TASK DESCRIPTION
Reproduce all of the data that follows, character for character.

Dataset listings of figures:

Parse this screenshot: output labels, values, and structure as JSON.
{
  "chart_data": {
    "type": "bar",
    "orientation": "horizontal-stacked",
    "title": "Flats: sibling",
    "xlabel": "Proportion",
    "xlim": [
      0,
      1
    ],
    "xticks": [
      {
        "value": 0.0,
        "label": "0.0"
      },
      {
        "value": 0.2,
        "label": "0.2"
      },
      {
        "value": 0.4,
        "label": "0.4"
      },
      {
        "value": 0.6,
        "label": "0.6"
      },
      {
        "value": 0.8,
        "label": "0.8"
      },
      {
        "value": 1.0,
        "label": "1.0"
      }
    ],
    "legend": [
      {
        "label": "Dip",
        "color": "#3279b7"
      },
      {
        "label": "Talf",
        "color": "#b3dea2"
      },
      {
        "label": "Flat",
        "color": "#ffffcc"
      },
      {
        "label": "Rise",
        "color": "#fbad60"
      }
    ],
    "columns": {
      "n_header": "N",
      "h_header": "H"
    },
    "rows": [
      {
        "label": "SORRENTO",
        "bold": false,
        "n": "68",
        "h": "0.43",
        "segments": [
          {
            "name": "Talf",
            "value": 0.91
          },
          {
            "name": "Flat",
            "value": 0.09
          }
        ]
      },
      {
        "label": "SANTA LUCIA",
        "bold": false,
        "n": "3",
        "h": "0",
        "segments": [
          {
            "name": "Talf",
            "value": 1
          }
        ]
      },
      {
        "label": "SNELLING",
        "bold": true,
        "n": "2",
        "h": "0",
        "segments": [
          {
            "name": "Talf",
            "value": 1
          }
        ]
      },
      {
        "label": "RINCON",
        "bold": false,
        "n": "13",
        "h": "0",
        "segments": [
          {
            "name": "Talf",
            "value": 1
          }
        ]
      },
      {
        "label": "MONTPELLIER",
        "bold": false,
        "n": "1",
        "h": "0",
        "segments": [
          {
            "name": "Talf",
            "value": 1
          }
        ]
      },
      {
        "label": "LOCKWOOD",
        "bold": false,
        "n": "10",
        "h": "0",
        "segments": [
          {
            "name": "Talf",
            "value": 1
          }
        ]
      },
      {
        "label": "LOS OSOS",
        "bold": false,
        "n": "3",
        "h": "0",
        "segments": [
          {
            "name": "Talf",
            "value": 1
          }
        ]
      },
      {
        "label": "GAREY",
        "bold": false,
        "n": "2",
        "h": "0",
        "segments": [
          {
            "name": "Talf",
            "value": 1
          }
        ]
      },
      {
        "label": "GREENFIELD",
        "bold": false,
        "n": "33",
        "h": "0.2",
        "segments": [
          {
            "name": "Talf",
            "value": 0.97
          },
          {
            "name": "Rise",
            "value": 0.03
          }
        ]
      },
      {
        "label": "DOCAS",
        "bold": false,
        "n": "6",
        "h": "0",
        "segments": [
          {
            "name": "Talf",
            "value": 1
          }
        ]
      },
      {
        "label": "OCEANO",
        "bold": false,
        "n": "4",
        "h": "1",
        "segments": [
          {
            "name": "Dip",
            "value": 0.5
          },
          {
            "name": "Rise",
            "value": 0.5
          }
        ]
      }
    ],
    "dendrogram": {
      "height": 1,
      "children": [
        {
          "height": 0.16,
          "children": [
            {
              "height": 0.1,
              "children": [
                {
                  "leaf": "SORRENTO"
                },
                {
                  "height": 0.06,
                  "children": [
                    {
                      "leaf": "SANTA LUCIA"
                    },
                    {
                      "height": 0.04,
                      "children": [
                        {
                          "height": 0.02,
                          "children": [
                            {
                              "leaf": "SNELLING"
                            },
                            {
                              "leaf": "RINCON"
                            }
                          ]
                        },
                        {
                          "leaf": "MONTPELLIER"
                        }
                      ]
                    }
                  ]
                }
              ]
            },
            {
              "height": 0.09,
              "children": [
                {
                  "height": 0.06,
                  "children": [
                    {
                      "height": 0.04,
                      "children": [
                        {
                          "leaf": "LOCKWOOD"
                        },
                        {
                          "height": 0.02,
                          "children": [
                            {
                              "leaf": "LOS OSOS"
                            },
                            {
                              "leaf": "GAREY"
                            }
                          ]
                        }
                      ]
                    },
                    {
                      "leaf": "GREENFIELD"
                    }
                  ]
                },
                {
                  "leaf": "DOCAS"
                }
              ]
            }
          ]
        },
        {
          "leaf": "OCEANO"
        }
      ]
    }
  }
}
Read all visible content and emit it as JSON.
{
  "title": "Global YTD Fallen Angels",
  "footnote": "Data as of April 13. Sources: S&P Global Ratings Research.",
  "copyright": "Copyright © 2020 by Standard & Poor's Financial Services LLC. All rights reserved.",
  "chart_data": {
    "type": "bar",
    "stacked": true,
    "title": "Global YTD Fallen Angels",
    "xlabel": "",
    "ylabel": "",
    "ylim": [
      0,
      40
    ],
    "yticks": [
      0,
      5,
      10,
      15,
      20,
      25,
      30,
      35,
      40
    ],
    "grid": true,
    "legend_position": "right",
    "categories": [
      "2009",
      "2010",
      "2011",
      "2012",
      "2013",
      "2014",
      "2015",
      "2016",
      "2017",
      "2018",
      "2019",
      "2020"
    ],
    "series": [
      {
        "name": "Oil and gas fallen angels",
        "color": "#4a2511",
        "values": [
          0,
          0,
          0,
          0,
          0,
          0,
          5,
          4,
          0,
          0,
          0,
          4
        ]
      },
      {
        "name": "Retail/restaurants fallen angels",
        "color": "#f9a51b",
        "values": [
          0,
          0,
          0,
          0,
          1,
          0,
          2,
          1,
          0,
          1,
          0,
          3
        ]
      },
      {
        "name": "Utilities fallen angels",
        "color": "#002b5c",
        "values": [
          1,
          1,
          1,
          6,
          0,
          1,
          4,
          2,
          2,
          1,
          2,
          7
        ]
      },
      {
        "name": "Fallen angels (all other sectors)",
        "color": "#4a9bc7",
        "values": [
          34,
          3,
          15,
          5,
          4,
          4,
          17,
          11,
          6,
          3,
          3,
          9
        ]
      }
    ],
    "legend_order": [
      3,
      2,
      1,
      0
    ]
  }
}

WORKED SOLUTION
Parse this screenshot: output labels, values, and structure as JSON.
{
  "chart_data": {
    "type": "bar",
    "orientation": "horizontal-stacked",
    "title": "Flats: sibling",
    "xlabel": "Proportion",
    "xlim": [
      0,
      1
    ],
    "xticks": [
      {
        "value": 0.0,
        "label": "0.0"
      },
      {
        "value": 0.2,
        "label": "0.2"
      },
      {
        "value": 0.4,
        "label": "0.4"
      },
      {
        "value": 0.6,
        "label": "0.6"
      },
      {
        "value": 0.8,
        "label": "0.8"
      },
      {
        "value": 1.0,
        "label": "1.0"
      }
    ],
    "legend": [
      {
        "label": "Dip",
        "color": "#3279b7"
      },
      {
        "label": "Talf",
        "color": "#b3dea2"
      },
      {
        "label": "Flat",
        "color": "#ffffcc"
      },
      {
        "label": "Rise",
        "color": "#fbad60"
      }
    ],
    "columns": {
      "n_header": "N",
      "h_header": "H"
    },
    "rows": [
      {
        "label": "SORRENTO",
        "bold": false,
        "n": "68",
        "h": "0.43",
        "segments": [
          {
            "name": "Talf",
            "value": 0.91
          },
          {
            "name": "Flat",
            "value": 0.09
          }
        ]
      },
      {
        "label": "SANTA LUCIA",
        "bold": false,
        "n": "3",
        "h": "0",
        "segments": [
          {
            "name": "Talf",
            "value": 1
          }
        ]
      },
      {
        "label": "SNELLING",
        "bold": true,
        "n": "2",
        "h": "0",
        "segments": [
          {
            "name": "Talf",
            "value": 1
          }
        ]
      },
      {
        "label": "RINCON",
        "bold": false,
        "n": "13",
        "h": "0",
        "segments": [
          {
            "name": "Talf",
            "value": 1
          }
        ]
      },
      {
        "label": "MONTPELLIER",
        "bold": false,
        "n": "1",
        "h": "0",
        "segments": [
          {
            "name": "Talf",
            "value": 1
          }
        ]
      },
      {
        "label": "LOCKWOOD",
        "bold": false,
        "n": "10",
        "h": "0",
        "segments": [
          {
            "name": "Talf",
            "value": 1
          }
        ]
      },
      {
        "label": "LOS OSOS",
        "bold": false,
        "n": "3",
        "h": "0",
        "segments": [
          {
            "name": "Talf",
            "value": 1
          }
        ]
      },
      {
        "label": "GAREY",
        "bold": false,
        "n": "2",
        "h": "0",
        "segments": [
          {
            "name": "Talf",
            "value": 1
          }
        ]
      },
      {
        "label": "GREENFIELD",
        "bold": false,
        "n": "33",
        "h": "0.2",
        "segments": [
          {
            "name": "Talf",
            "value": 0.97
          },
          {
            "name": "Rise",
            "value": 0.03
          }
        ]
      },
      {
        "label": "DOCAS",
        "bold": false,
        "n": "6",
        "h": "0",
        "segments": [
          {
            "name": "Talf",
            "value": 1
          }
        ]
      },
      {
        "label": "OCEANO",
        "bold": false,
        "n": "4",
        "h": "1",
        "segments": [
          {
            "name": "Dip",
            "value": 0.5
          },
          {
            "name": "Rise",
            "value": 0.5
          }
        ]
      }
    ],
    "dendrogram": {
      "height": 1,
      "children": [
        {
          "height": 0.16,
          "children": [
            {
              "height": 0.1,
              "children": [
                {
                  "leaf": "SORRENTO"
                },
                {
                  "height": 0.06,
                  "children": [
                    {
                      "leaf": "SANTA LUCIA"
                    },
                    {
                      "height": 0.04,
                      "children": [
                        {
                          "height": 0.02,
                          "children": [
                            {
                              "leaf": "SNELLING"
                            },
                            {
                              "leaf": "RINCON"
                            }
                          ]
                        },
                        {
                          "leaf": "MONTPELLIER"
                        }
                      ]
                    }
                  ]
                }
              ]
            },
            {
              "height": 0.09,
              "children": [
                {
                  "height": 0.06,
                  "children": [
                    {
                      "height": 0.04,
                      "children": [
                        {
                          "leaf": "LOCKWOOD"
                        },
                        {
                          "height": 0.02,
                          "children": [
                            {
                              "leaf": "LOS OSOS"
                            },
                            {
                              "leaf": "GAREY"
                            }
                          ]
                        }
                      ]
                    },
                    {
                      "leaf": "GREENFIELD"
                    }
                  ]
                },
                {
                  "leaf": "DOCAS"
                }
              ]
            }
          ]
        },
        {
          "leaf": "OCEANO"
        }
      ]
    }
  }
}
Read all visible content and emit it as JSON.
{
  "title": "Global YTD Fallen Angels",
  "footnote": "Data as of April 13. Sources: S&P Global Ratings Research.",
  "copyright": "Copyright © 2020 by Standard & Poor's Financial Services LLC. All rights reserved.",
  "chart_data": {
    "type": "bar",
    "stacked": true,
    "title": "Global YTD Fallen Angels",
    "xlabel": "",
    "ylabel": "",
    "ylim": [
      0,
      40
    ],
    "yticks": [
      0,
      5,
      10,
      15,
      20,
      25,
      30,
      35,
      40
    ],
    "grid": true,
    "legend_position": "right",
    "categories": [
      "2009",
      "2010",
      "2011",
      "2012",
      "2013",
      "2014",
      "2015",
      "2016",
      "2017",
      "2018",
      "2019",
      "2020"
    ],
    "series": [
      {
        "name": "Oil and gas fallen angels",
        "color": "#4a2511",
        "values": [
          0,
          0,
          0,
          0,
          0,
          0,
          5,
          4,
          0,
          0,
          0,
          4
        ]
      },
      {
        "name": "Retail/restaurants fallen angels",
        "color": "#f9a51b",
        "values": [
          0,
          0,
          0,
          0,
          1,
          0,
          2,
          1,
          0,
          1,
          0,
          3
        ]
      },
      {
        "name": "Utilities fallen angels",
        "color": "#002b5c",
        "values": [
          1,
          1,
          1,
          6,
          0,
          1,
          4,
          2,
          2,
          1,
          2,
          7
        ]
      },
      {
        "name": "Fallen angels (all other sectors)",
        "color": "#4a9bc7",
        "values": [
          34,
          3,
          15,
          5,
          4,
          4,
          17,
          11,
          6,
          3,
          3,
          9
        ]
      }
    ],
    "legend_order": [
      3,
      2,
      1,
      0
    ]
  }
}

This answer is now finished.